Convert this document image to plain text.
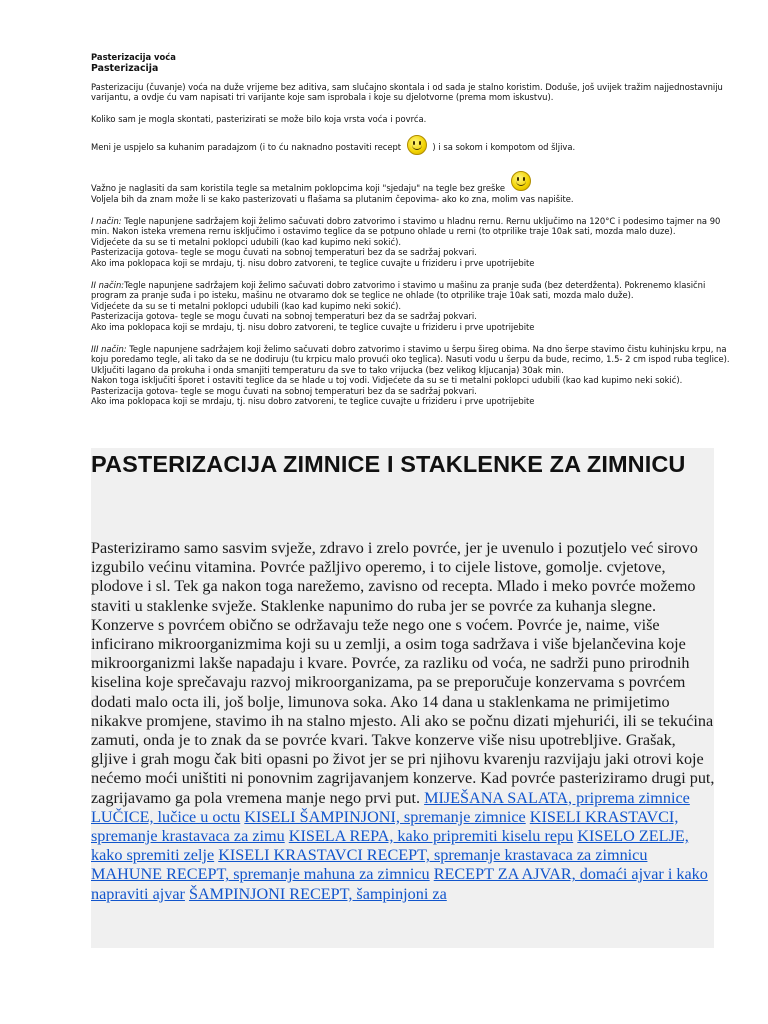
Pasterizacija voća
Pasterizacija

Pasterizaciju (čuvanje) voća na duže vrijeme bez aditiva, sam slučajno skontala i od sada je stalno koristim. Doduše, još uvijek tražim najjednostavniju varijantu, a ovdje ću vam napisati tri varijante koje sam isprobala i koje su djelotvorne (prema mom iskustvu).

Koliko sam je mogla skontati, pasterizirati se može bilo koja vrsta voća i povrća.

Meni je uspjelo sa kuhanim paradajzom (i to ću naknadno postaviti recept	) i sa sokom i kompotom od šljiva.

Važno je naglasiti da sam koristila tegle sa metalnim poklopcima koji "sjedaju" na tegle bez greške
Voljela bih da znam može li se kako pasterizovati u flašama sa plutanim čepovima- ako ko zna, molim vas napišite.

I način: Tegle napunjene sadržajem koji želimo sačuvati dobro zatvorimo i stavimo u hladnu rernu. Rernu uključimo na 120°C i podesimo tajmer na 90 min. Nakon isteka vremena rernu isključimo i ostavimo teglice da se potpuno ohlade u rerni (to otprilike traje 10ak sati, mozda malo duze).
Vidjećete da su se ti metalni poklopci udubili (kao kad kupimo neki sokić).
Pasterizacija gotova- tegle se mogu čuvati na sobnoj temperaturi bez da se sadržaj pokvari.
Ako ima poklopaca koji se mrdaju, tj. nisu dobro zatvoreni, te teglice cuvajte u frizideru i prve upotrijebite

II način:Tegle napunjene sadržajem koji želimo sačuvati dobro zatvorimo i stavimo u mašinu za pranje suđa (bez deterdženta). Pokrenemo klasični program za pranje suđa i po isteku, mašinu ne otvaramo dok se teglice ne ohlade (to otprilike traje 10ak sati, mozda malo duže).
Vidjećete da su se ti metalni poklopci udubili (kao kad kupimo neki sokić).
Pasterizacija gotova- tegle se mogu čuvati na sobnoj temperaturi bez da se sadržaj pokvari.
Ako ima poklopaca koji se mrdaju, tj. nisu dobro zatvoreni, te teglice cuvajte u frizideru i prve upotrijebite

III način: Tegle napunjene sadržajem koji želimo sačuvati dobro zatvorimo i stavimo u šerpu šireg obima. Na dno šerpe stavimo čistu kuhinjsku krpu, na koju poredamo tegle, ali tako da se ne dodiruju (tu krpicu malo provući oko teglica). Nasuti vodu u šerpu da bude, recimo, 1.5- 2 cm ispod ruba teglice). Uključiti lagano da prokuha i onda smanjiti temperaturu da sve to tako vrijucka (bez velikog kljucanja) 30ak min.
Nakon toga isključiti šporet i ostaviti teglice da se hlade u toj vodi. Vidjećete da su se ti metalni poklopci udubili (kao kad kupimo neki sokić).
Pasterizacija gotova- tegle se mogu čuvati na sobnoj temperaturi bez da se sadržaj pokvari.
Ako ima poklopaca koji se mrdaju, tj. nisu dobro zatvoreni, te teglice cuvajte u frizideru i prve upotrijebite

PASTERIZACIJA ZIMNICE I STAKLENKE ZA ZIMNICU
Pasteriziramo samo sasvim svježe, zdravo i zrelo povrće, jer je uvenulo i pozutjelo već sirovo izgubilo većinu vitamina. Povrće pažljivo operemo, i to cijele listove, gomolje. cvjetove, plodove i sl. Tek ga nakon toga narežemo, zavisno od recepta. Mlado i meko povrće možemo staviti u staklenke svježe. Staklenke napunimo do ruba jer se povrće za kuhanja slegne. Konzerve s povrćem obično se održavaju teže nego one s voćem. Povrće je, naime, više inficirano mikroorganizmima koji su u zemlji, a osim toga sadržava i više bjelančevina koje mikroorganizmi lakše napadaju i kvare. Povrće, za razliku od voća, ne sadrži puno prirodnih kiselina koje sprečavaju razvoj mikroorganizama, pa se preporučuje konzervama s povrćem dodati malo octa ili, još bolje, limunova soka. Ako 14 dana u staklenkama ne primijetimo nikakve promjene, stavimo ih na stalno mjesto. Ali ako se počnu dizati mjehurići, ili se tekućina zamuti, onda je to znak da se povrće kvari. Takve konzerve više nisu upotrebljive. Grašak, gljive i grah mogu čak biti opasni po život jer se pri njihovu kvarenju razvijaju jaki otrovi koje nećemo moći uništiti ni ponovnim zagrijavanjem konzerve. Kad povrće pasteriziramo drugi put, zagrijavamo ga pola vremena manje nego prvi put. MIJEŠANA SALATA, priprema zimnice LUČICE, lučice u octu KISELI ŠAMPINJONI, spremanje zimnice KISELI KRASTAVCI, spremanje krastavaca za zimu KISELA REPA, kako pripremiti kiselu repu KISELO ZELJE, kako spremiti zelje KISELI KRASTAVCI RECEPT, spremanje krastavaca za zimnicu MAHUNE RECEPT, spremanje mahuna za zimnicu RECEPT ZA AJVAR, domaći ajvar i kako napraviti ajvar ŠAMPINJONI RECEPT, šampinjoni za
──────
WHAT YOU NEED TO DO =
Transcribe the material exactly, keeping every word and none of the pictures.

TASK RESULT =
Convert this document image to plain text.
Pasterizacija voća
Pasterizacija

Pasterizaciju (čuvanje) voća na duže vrijeme bez aditiva, sam slučajno skontala i od sada je stalno koristim. Doduše, još uvijek tražim najjednostavniju varijantu, a ovdje ću vam napisati tri varijante koje sam isprobala i koje su djelotvorne (prema mom iskustvu).

Koliko sam je mogla skontati, pasterizirati se može bilo koja vrsta voća i povrća.

Meni je uspjelo sa kuhanim paradajzom (i to ću naknadno postaviti recept	) i sa sokom i kompotom od šljiva.

Važno je naglasiti da sam koristila tegle sa metalnim poklopcima koji "sjedaju" na tegle bez greške
Voljela bih da znam može li se kako pasterizovati u flašama sa plutanim čepovima- ako ko zna, molim vas napišite.

I način: Tegle napunjene sadržajem koji želimo sačuvati dobro zatvorimo i stavimo u hladnu rernu. Rernu uključimo na 120°C i podesimo tajmer na 90 min. Nakon isteka vremena rernu isključimo i ostavimo teglice da se potpuno ohlade u rerni (to otprilike traje 10ak sati, mozda malo duze).
Vidjećete da su se ti metalni poklopci udubili (kao kad kupimo neki sokić).
Pasterizacija gotova- tegle se mogu čuvati na sobnoj temperaturi bez da se sadržaj pokvari.
Ako ima poklopaca koji se mrdaju, tj. nisu dobro zatvoreni, te teglice cuvajte u frizideru i prve upotrijebite

II način:Tegle napunjene sadržajem koji želimo sačuvati dobro zatvorimo i stavimo u mašinu za pranje suđa (bez deterdženta). Pokrenemo klasični program za pranje suđa i po isteku, mašinu ne otvaramo dok se teglice ne ohlade (to otprilike traje 10ak sati, mozda malo duže).
Vidjećete da su se ti metalni poklopci udubili (kao kad kupimo neki sokić).
Pasterizacija gotova- tegle se mogu čuvati na sobnoj temperaturi bez da se sadržaj pokvari.
Ako ima poklopaca koji se mrdaju, tj. nisu dobro zatvoreni, te teglice cuvajte u frizideru i prve upotrijebite

III način: Tegle napunjene sadržajem koji želimo sačuvati dobro zatvorimo i stavimo u šerpu šireg obima. Na dno šerpe stavimo čistu kuhinjsku krpu, na koju poredamo tegle, ali tako da se ne dodiruju (tu krpicu malo provući oko teglica). Nasuti vodu u šerpu da bude, recimo, 1.5- 2 cm ispod ruba teglice). Uključiti lagano da prokuha i onda smanjiti temperaturu da sve to tako vrijucka (bez velikog kljucanja) 30ak min.
Nakon toga isključiti šporet i ostaviti teglice da se hlade u toj vodi. Vidjećete da su se ti metalni poklopci udubili (kao kad kupimo neki sokić).
Pasterizacija gotova- tegle se mogu čuvati na sobnoj temperaturi bez da se sadržaj pokvari.
Ako ima poklopaca koji se mrdaju, tj. nisu dobro zatvoreni, te teglice cuvajte u frizideru i prve upotrijebite

PASTERIZACIJA ZIMNICE I STAKLENKE ZA ZIMNICU
Pasteriziramo samo sasvim svježe, zdravo i zrelo povrće, jer je uvenulo i pozutjelo već sirovo izgubilo većinu vitamina. Povrće pažljivo operemo, i to cijele listove, gomolje. cvjetove, plodove i sl. Tek ga nakon toga narežemo, zavisno od recepta. Mlado i meko povrće možemo staviti u staklenke svježe. Staklenke napunimo do ruba jer se povrće za kuhanja slegne. Konzerve s povrćem obično se održavaju teže nego one s voćem. Povrće je, naime, više inficirano mikroorganizmima koji su u zemlji, a osim toga sadržava i više bjelančevina koje mikroorganizmi lakše napadaju i kvare. Povrće, za razliku od voća, ne sadrži puno prirodnih kiselina koje sprečavaju razvoj mikroorganizama, pa se preporučuje konzervama s povrćem dodati malo octa ili, još bolje, limunova soka. Ako 14 dana u staklenkama ne primijetimo nikakve promjene, stavimo ih na stalno mjesto. Ali ako se počnu dizati mjehurići, ili se tekućina zamuti, onda je to znak da se povrće kvari. Takve konzerve više nisu upotrebljive. Grašak, gljive i grah mogu čak biti opasni po život jer se pri njihovu kvarenju razvijaju jaki otrovi koje nećemo moći uništiti ni ponovnim zagrijavanjem konzerve. Kad povrće pasteriziramo drugi put, zagrijavamo ga pola vremena manje nego prvi put. MIJEŠANA SALATA, priprema zimnice LUČICE, lučice u octu KISELI ŠAMPINJONI, spremanje zimnice KISELI KRASTAVCI, spremanje krastavaca za zimu KISELA REPA, kako pripremiti kiselu repu KISELO ZELJE, kako spremiti zelje KISELI KRASTAVCI RECEPT, spremanje krastavaca za zimnicu MAHUNE RECEPT, spremanje mahuna za zimnicu RECEPT ZA AJVAR, domaći ajvar i kako napraviti ajvar ŠAMPINJONI RECEPT, šampinjoni za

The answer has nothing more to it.